--- Start Available records ---

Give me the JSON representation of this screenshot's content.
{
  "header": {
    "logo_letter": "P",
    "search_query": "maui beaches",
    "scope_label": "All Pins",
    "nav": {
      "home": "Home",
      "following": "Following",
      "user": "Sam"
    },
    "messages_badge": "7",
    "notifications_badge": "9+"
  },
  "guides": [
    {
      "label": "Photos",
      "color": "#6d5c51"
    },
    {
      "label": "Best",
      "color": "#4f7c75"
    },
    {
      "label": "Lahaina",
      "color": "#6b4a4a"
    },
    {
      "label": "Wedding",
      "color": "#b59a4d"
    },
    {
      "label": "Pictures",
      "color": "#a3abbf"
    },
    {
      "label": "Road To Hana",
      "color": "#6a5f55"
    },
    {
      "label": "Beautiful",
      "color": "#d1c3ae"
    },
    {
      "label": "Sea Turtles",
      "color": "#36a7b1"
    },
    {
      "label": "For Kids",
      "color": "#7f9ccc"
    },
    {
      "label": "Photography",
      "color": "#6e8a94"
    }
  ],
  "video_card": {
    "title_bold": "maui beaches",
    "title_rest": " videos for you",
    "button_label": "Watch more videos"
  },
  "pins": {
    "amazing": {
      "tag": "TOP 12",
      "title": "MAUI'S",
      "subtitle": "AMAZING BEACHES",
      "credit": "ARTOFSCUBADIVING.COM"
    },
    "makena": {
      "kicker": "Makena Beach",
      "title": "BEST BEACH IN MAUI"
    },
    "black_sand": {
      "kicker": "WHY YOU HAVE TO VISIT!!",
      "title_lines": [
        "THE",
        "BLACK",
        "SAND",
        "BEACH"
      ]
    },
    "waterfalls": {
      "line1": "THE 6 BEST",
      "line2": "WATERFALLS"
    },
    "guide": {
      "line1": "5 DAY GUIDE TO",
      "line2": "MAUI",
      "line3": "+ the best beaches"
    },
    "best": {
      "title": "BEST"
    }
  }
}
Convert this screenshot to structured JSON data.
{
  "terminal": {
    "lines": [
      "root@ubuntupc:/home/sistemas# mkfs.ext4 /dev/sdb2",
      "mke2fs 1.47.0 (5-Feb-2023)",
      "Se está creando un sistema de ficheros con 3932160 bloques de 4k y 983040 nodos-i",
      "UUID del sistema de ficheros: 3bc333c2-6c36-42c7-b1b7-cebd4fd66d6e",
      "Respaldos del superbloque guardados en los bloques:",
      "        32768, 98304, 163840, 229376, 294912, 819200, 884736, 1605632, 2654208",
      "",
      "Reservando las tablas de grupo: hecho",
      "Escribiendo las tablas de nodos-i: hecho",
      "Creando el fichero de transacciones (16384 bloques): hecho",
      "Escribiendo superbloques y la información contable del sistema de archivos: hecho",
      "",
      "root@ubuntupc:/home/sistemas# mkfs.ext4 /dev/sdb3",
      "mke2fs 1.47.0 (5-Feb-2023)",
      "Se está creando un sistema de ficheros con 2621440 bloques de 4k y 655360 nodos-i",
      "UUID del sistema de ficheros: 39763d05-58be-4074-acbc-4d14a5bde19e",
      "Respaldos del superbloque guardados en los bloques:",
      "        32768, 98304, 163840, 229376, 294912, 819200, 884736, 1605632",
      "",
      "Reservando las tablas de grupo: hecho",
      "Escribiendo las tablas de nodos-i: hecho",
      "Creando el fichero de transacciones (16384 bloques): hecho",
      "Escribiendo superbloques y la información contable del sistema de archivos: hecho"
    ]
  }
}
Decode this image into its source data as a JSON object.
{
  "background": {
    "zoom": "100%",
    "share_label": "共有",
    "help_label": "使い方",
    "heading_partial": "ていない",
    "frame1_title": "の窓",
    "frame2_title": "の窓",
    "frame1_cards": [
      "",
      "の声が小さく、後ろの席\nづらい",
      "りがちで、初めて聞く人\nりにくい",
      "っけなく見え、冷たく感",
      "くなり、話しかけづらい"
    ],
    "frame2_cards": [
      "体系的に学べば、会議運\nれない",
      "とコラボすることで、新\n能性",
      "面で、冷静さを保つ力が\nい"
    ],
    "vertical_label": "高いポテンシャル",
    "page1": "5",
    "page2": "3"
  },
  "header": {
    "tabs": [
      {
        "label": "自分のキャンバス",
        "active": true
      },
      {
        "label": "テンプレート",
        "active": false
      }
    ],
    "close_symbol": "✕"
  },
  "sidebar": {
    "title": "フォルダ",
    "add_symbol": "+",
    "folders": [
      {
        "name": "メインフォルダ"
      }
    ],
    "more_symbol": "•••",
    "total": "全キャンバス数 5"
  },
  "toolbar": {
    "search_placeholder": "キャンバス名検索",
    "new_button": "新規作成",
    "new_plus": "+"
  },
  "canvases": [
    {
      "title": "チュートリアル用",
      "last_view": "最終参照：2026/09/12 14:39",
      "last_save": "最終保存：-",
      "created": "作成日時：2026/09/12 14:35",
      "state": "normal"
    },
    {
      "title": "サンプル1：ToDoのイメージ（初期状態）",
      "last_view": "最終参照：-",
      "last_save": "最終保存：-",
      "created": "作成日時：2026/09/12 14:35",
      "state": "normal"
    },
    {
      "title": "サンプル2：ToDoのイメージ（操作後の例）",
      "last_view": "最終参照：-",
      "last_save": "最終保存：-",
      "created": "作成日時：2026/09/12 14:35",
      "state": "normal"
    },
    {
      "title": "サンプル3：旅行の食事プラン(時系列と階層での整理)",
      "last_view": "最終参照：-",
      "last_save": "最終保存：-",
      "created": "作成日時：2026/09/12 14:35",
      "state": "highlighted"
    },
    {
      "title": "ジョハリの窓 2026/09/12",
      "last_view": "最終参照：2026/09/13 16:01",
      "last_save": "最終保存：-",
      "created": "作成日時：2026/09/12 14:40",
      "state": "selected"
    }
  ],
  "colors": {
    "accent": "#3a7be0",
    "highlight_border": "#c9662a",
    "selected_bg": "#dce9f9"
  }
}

--- End Available records ---

--- Task prompt ---
Pull out every line in the data above that has the word "ToDoのイメージ".

--- Written solution ---
      "title": "サンプル1：ToDoのイメージ（初期状態）",
      "title": "サンプル2：ToDoのイメージ（操作後の例）",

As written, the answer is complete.